--- TASK INSTRUCTIONS ---
Identify, in the records below, every line where the string "structured" appears, and copy each such line.

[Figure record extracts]

============================================================

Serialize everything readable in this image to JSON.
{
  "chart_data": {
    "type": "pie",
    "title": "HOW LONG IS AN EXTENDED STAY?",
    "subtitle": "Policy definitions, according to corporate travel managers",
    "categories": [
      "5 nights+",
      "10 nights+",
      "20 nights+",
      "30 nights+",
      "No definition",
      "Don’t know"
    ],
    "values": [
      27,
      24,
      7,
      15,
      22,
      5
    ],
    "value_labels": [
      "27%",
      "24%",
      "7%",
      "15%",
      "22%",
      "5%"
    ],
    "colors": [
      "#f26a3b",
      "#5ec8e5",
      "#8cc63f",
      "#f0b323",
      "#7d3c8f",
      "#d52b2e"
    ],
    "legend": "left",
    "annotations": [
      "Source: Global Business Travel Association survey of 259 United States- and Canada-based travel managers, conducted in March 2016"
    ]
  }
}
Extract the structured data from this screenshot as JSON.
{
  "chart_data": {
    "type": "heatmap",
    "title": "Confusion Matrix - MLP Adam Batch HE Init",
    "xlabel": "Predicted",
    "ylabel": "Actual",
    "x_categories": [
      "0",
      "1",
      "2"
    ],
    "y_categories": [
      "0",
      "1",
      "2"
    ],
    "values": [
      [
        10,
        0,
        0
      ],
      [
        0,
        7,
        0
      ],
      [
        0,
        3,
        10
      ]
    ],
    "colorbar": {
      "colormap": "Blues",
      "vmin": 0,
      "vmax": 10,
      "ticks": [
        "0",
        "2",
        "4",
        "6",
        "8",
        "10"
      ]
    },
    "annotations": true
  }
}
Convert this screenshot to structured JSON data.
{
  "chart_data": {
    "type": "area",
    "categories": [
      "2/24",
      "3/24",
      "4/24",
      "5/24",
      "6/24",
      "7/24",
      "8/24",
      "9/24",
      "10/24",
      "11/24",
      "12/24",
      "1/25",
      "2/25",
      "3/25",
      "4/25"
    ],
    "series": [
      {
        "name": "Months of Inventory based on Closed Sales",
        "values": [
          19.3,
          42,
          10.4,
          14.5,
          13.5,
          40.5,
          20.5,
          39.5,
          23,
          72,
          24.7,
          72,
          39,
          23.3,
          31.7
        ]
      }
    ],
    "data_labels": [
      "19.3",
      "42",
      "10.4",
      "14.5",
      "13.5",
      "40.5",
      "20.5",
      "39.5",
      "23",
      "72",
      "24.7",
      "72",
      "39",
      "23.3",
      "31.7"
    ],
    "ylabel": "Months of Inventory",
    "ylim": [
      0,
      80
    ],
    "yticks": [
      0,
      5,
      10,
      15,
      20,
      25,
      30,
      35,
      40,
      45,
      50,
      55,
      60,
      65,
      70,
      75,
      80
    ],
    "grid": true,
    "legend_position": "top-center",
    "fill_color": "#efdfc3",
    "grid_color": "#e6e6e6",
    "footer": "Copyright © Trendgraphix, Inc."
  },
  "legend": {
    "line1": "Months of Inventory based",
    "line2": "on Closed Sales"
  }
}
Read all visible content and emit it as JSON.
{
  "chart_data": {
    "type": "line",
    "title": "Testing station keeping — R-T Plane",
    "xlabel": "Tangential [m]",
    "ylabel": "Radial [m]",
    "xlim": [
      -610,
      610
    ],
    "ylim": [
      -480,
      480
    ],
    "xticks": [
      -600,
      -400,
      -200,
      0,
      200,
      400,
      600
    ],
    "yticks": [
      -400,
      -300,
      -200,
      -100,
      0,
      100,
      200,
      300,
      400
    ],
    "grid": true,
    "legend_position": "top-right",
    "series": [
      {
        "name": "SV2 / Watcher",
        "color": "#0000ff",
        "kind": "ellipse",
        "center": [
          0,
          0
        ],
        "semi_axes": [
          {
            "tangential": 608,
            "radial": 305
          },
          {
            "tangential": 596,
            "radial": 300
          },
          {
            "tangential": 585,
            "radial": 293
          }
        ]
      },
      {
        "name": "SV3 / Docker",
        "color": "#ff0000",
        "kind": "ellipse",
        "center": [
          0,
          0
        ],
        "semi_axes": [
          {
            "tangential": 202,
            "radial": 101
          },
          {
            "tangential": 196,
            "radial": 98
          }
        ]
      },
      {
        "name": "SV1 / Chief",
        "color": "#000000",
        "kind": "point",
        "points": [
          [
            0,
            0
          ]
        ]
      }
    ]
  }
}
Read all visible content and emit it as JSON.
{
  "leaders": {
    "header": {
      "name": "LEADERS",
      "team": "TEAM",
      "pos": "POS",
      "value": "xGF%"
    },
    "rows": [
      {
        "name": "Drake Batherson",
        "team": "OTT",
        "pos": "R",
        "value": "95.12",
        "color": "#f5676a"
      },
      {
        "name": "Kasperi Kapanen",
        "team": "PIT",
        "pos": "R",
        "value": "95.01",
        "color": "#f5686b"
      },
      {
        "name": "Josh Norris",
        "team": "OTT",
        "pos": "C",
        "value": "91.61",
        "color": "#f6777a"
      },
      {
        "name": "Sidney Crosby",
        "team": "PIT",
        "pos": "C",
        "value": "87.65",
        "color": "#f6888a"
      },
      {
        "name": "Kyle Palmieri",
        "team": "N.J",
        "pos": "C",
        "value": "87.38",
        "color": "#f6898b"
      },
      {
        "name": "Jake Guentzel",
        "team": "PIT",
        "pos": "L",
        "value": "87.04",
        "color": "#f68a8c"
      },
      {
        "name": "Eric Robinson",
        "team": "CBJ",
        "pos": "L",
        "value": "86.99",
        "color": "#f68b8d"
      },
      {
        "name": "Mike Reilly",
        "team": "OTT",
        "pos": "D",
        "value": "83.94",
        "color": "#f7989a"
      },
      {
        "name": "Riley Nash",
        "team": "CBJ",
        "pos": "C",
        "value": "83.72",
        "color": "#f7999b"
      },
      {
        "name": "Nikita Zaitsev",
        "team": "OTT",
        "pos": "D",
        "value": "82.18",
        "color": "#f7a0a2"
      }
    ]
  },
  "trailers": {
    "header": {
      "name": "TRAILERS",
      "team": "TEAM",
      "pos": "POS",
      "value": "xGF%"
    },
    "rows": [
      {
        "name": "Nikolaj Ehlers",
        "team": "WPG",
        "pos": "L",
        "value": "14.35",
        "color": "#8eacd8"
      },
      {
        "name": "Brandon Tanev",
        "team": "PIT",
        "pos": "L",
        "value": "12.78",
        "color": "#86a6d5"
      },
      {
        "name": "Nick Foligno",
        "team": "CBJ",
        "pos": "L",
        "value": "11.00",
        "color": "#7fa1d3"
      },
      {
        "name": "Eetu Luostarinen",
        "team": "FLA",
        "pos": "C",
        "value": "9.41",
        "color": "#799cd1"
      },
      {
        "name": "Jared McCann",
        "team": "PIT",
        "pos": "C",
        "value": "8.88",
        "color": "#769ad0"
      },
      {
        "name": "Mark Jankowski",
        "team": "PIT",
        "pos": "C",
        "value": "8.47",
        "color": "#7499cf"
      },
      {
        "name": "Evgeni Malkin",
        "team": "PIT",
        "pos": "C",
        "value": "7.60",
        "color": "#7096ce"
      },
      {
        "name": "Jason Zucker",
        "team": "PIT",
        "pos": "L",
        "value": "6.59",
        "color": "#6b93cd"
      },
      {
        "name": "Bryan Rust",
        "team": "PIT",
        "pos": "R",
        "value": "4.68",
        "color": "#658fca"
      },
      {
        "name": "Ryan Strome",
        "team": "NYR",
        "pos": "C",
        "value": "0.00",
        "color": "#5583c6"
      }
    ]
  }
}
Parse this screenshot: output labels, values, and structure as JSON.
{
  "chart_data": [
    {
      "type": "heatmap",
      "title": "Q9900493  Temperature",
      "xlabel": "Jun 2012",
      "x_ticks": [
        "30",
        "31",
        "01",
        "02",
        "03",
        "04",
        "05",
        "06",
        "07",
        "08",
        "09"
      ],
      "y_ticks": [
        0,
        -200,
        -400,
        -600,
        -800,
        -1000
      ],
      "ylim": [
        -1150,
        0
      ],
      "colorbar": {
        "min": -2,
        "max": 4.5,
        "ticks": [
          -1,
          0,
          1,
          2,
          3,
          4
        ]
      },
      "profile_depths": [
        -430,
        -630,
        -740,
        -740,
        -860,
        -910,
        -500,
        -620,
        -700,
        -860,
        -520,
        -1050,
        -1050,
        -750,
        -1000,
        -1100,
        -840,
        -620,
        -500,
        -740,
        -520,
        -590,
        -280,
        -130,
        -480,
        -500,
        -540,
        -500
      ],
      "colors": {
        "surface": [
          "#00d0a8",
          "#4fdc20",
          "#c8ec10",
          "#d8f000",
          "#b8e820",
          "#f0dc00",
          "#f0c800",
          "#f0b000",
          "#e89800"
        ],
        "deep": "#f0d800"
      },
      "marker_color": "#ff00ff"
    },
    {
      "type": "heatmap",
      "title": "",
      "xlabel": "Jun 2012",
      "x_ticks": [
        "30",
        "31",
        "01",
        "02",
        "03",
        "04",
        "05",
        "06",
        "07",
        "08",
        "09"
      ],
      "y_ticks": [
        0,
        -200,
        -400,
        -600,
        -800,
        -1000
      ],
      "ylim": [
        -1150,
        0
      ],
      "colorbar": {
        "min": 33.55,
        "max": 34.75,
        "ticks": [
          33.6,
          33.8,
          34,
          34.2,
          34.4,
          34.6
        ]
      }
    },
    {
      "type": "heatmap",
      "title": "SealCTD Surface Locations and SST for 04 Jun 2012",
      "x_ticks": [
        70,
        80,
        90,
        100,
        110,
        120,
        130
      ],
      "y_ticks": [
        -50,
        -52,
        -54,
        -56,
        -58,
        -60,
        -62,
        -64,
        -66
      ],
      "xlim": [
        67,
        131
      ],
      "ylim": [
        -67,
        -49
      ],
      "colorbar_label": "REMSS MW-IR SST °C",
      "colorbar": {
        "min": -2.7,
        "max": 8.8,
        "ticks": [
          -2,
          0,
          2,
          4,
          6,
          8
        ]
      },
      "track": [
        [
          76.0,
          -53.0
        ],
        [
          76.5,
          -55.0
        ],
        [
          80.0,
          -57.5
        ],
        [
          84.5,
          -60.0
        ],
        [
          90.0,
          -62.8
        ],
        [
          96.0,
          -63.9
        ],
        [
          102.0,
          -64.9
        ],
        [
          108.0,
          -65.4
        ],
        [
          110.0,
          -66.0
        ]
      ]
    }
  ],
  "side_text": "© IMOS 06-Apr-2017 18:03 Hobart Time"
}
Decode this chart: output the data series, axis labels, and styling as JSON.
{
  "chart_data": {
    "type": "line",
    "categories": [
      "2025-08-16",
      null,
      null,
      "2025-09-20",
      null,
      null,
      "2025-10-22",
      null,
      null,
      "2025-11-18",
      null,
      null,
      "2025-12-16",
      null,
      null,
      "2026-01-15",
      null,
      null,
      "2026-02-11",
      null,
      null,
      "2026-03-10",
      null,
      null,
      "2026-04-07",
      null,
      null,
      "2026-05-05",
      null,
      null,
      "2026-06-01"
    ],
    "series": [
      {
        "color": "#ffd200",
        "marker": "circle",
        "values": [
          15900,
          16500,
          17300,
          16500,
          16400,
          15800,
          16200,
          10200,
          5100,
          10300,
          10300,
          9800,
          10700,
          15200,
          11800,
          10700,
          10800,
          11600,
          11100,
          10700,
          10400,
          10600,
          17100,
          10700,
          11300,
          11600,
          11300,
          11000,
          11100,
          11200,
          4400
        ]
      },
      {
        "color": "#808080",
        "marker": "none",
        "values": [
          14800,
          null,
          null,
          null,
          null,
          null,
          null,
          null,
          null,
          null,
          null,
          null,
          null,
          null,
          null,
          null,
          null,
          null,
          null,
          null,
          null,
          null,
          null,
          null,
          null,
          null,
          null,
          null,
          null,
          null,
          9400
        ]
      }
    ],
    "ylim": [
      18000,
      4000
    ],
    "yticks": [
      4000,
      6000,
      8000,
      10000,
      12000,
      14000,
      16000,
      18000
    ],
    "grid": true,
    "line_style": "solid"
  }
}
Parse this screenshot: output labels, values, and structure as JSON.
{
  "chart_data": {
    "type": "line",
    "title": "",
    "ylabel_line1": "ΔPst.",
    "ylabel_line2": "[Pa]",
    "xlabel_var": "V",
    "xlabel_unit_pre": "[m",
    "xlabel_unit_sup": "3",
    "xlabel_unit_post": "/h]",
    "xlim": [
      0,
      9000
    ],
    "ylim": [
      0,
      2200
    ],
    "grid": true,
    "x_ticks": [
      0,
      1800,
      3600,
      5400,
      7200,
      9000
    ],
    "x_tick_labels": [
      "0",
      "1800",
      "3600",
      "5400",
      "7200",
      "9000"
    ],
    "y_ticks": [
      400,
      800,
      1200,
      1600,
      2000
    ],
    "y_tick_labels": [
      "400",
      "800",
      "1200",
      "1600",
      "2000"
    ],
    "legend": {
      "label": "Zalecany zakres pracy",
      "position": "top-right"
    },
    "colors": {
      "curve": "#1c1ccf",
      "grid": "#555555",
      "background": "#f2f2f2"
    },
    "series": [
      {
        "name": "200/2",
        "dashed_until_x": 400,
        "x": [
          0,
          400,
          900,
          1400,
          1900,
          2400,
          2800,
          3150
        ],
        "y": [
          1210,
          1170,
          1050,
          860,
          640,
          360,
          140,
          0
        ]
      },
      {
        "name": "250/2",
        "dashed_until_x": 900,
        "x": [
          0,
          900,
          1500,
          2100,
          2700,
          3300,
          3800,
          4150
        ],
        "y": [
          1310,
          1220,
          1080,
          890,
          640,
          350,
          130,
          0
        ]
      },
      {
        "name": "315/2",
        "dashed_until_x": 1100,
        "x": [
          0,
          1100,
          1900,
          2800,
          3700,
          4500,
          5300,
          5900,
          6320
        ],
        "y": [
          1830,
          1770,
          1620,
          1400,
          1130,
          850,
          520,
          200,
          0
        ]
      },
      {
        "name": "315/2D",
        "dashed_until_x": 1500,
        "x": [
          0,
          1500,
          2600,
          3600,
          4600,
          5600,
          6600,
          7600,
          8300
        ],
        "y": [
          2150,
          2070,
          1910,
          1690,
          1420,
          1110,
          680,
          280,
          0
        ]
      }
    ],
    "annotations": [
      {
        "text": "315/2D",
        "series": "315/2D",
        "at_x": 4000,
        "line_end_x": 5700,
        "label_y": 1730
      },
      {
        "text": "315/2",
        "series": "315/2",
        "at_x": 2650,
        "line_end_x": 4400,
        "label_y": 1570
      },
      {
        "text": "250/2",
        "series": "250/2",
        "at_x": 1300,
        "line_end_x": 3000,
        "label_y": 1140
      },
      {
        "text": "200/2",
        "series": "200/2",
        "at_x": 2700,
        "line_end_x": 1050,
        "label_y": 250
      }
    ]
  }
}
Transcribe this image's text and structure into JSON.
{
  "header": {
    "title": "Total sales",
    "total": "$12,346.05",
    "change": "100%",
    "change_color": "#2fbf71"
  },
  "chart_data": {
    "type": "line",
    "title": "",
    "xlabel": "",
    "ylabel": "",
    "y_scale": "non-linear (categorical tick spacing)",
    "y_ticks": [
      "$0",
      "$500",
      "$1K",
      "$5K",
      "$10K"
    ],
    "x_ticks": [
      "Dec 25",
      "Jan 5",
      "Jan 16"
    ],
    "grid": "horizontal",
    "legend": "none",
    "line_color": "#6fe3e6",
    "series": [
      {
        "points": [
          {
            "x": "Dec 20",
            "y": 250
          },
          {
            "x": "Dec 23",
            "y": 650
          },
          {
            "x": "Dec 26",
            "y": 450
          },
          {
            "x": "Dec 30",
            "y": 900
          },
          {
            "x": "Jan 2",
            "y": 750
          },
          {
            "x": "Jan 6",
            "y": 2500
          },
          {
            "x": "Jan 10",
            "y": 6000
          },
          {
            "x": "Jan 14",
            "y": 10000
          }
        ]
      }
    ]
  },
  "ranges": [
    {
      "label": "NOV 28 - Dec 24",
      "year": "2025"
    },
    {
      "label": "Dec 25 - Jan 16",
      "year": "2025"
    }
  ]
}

============================================================

--- THE OUTPUT ---
Extract the structured data from this screenshot as JSON.
Convert this screenshot to structured JSON data.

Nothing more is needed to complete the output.